Task requirements:
Copy the data word for word, from its first line through the line that contains "logo-career-text: Career: [96, 55, 192, 88]", with both ends included.

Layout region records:
┄┄┄┄┄┄┄┄┄┄┄┄┄┄┄┄┄┄┄┄

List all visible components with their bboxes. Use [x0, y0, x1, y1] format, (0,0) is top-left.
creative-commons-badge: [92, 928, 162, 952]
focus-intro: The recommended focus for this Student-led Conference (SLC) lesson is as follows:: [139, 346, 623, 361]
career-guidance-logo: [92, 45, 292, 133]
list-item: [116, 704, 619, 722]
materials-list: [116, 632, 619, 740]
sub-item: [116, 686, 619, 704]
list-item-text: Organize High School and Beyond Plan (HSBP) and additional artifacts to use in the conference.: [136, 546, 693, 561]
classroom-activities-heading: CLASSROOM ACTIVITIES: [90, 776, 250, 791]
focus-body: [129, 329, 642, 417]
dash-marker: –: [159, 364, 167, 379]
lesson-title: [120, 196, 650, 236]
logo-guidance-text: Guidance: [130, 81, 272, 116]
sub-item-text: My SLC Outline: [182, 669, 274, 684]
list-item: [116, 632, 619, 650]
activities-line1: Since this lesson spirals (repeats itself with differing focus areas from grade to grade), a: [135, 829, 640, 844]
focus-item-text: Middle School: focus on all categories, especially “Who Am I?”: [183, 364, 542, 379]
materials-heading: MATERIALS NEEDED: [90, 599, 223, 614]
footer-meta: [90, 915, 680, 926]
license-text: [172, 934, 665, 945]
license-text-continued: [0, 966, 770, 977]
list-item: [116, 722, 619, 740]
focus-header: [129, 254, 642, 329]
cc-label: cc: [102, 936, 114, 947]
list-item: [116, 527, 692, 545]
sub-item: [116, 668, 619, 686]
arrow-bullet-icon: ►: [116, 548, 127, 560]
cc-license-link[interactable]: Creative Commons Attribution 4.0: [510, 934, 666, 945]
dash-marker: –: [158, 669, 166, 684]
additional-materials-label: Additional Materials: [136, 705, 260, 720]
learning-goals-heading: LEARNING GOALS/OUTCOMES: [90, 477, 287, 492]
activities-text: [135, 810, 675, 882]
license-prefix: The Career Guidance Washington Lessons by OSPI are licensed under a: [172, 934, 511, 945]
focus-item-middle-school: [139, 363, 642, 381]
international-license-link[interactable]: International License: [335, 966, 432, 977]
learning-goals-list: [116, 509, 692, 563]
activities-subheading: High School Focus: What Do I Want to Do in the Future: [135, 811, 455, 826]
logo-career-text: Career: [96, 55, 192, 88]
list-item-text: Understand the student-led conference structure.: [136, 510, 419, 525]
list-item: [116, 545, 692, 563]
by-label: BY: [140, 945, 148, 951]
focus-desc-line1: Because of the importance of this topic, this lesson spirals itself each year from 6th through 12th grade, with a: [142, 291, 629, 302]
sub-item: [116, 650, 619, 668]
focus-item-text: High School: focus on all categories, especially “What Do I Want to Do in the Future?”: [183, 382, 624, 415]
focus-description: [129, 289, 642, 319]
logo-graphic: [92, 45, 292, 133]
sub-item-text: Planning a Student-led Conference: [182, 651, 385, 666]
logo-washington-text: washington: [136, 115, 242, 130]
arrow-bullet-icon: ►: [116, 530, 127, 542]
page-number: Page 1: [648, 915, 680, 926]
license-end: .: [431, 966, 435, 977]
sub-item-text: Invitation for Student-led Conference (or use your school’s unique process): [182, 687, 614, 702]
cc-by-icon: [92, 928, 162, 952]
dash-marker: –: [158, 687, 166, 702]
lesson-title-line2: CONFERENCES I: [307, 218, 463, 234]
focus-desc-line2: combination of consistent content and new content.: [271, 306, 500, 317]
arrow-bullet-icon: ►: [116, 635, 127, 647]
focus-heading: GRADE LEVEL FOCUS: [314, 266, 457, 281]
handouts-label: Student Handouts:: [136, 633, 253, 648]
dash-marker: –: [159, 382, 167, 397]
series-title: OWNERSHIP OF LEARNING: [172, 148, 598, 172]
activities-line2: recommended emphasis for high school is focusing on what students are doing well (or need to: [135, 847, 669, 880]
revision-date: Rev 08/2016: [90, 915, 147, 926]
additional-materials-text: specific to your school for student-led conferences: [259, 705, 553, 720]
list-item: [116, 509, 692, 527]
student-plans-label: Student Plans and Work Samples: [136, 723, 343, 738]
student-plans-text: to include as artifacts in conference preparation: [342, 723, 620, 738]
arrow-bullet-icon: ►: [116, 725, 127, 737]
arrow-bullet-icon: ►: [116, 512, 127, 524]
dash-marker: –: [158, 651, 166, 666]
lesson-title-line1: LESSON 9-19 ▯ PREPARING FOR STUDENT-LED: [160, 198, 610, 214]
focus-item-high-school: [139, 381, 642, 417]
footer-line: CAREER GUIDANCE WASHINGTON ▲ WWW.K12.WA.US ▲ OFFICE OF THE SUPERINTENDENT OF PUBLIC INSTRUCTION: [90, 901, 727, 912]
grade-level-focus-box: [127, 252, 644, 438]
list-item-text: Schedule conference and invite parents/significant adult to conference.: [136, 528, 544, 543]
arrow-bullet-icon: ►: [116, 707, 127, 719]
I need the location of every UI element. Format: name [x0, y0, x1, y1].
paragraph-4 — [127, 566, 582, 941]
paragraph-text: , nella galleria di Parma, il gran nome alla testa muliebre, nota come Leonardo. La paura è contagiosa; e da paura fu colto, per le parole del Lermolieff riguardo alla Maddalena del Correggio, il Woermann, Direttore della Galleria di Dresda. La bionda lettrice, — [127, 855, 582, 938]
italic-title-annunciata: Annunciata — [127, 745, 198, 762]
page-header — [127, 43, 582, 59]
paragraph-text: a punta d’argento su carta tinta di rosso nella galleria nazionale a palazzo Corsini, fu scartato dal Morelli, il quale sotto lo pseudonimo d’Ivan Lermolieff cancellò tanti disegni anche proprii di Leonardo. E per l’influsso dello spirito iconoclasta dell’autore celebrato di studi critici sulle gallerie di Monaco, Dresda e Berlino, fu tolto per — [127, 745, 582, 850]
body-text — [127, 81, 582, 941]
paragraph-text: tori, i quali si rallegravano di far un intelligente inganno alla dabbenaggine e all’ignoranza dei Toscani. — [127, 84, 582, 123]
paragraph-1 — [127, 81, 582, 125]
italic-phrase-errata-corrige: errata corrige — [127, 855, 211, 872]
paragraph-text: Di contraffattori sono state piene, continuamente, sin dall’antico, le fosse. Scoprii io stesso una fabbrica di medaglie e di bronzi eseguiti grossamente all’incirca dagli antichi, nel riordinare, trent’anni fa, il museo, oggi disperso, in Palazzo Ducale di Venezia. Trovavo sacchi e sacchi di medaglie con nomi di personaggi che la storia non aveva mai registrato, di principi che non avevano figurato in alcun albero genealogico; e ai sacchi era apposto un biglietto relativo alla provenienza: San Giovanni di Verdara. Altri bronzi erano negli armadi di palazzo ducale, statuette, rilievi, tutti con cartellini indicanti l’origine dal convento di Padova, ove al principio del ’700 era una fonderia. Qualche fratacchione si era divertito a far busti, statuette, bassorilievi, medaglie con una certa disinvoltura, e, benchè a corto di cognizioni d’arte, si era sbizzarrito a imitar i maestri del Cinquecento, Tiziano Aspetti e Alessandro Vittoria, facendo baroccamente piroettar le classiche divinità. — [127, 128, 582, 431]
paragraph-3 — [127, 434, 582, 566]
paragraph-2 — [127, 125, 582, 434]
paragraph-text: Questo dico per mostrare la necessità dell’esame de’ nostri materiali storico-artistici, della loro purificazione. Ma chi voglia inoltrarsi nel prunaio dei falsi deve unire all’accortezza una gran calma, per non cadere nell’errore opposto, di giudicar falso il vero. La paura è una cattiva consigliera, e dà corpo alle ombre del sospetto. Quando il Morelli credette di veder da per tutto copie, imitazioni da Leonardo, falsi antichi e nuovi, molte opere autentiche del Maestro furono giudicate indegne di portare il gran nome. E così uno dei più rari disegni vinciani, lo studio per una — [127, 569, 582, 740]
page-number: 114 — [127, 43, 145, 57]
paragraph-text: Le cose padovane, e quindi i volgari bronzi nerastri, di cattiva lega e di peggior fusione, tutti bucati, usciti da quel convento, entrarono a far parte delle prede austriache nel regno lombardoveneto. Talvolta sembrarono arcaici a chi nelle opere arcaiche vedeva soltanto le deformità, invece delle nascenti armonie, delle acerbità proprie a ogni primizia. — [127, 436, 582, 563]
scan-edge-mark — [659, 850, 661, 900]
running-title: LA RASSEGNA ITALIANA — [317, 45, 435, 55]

┄┄┄┄┄┄┄┄┄┄┄┄┄┄┄┄┄┄┄┄

Solution to the exercise:
List all visible components with their bboxes. Use [x0, y0, x1, y1] format, (0,0) is top-left.
creative-commons-badge: [92, 928, 162, 952]
focus-intro: The recommended focus for this Student-led Conference (SLC) lesson is as follows:: [139, 346, 623, 361]
career-guidance-logo: [92, 45, 292, 133]
list-item: [116, 704, 619, 722]
materials-list: [116, 632, 619, 740]
sub-item: [116, 686, 619, 704]
list-item-text: Organize High School and Beyond Plan (HSBP) and additional artifacts to use in the conference.: [136, 546, 693, 561]
classroom-activities-heading: CLASSROOM ACTIVITIES: [90, 776, 250, 791]
focus-body: [129, 329, 642, 417]
dash-marker: –: [159, 364, 167, 379]
lesson-title: [120, 196, 650, 236]
logo-guidance-text: Guidance: [130, 81, 272, 116]
sub-item-text: My SLC Outline: [182, 669, 274, 684]
list-item: [116, 632, 619, 650]
activities-line1: Since this lesson spirals (repeats itself with differing focus areas from grade to grade), a: [135, 829, 640, 844]
focus-item-text: Middle School: focus on all categories, especially “Who Am I?”: [183, 364, 542, 379]
materials-heading: MATERIALS NEEDED: [90, 599, 223, 614]
footer-meta: [90, 915, 680, 926]
license-text: [172, 934, 665, 945]
license-text-continued: [0, 966, 770, 977]
list-item: [116, 722, 619, 740]
focus-header: [129, 254, 642, 329]
cc-label: cc: [102, 936, 114, 947]
list-item: [116, 527, 692, 545]
sub-item: [116, 668, 619, 686]
arrow-bullet-icon: ►: [116, 548, 127, 560]
cc-license-link[interactable]: Creative Commons Attribution 4.0: [510, 934, 666, 945]
dash-marker: –: [158, 669, 166, 684]
additional-materials-label: Additional Materials: [136, 705, 260, 720]
learning-goals-heading: LEARNING GOALS/OUTCOMES: [90, 477, 287, 492]
activities-text: [135, 810, 675, 882]
license-prefix: The Career Guidance Washington Lessons by OSPI are licensed under a: [172, 934, 511, 945]
focus-item-middle-school: [139, 363, 642, 381]
international-license-link[interactable]: International License: [335, 966, 432, 977]
learning-goals-list: [116, 509, 692, 563]
activities-subheading: High School Focus: What Do I Want to Do in the Future: [135, 811, 455, 826]
logo-career-text: Career: [96, 55, 192, 88]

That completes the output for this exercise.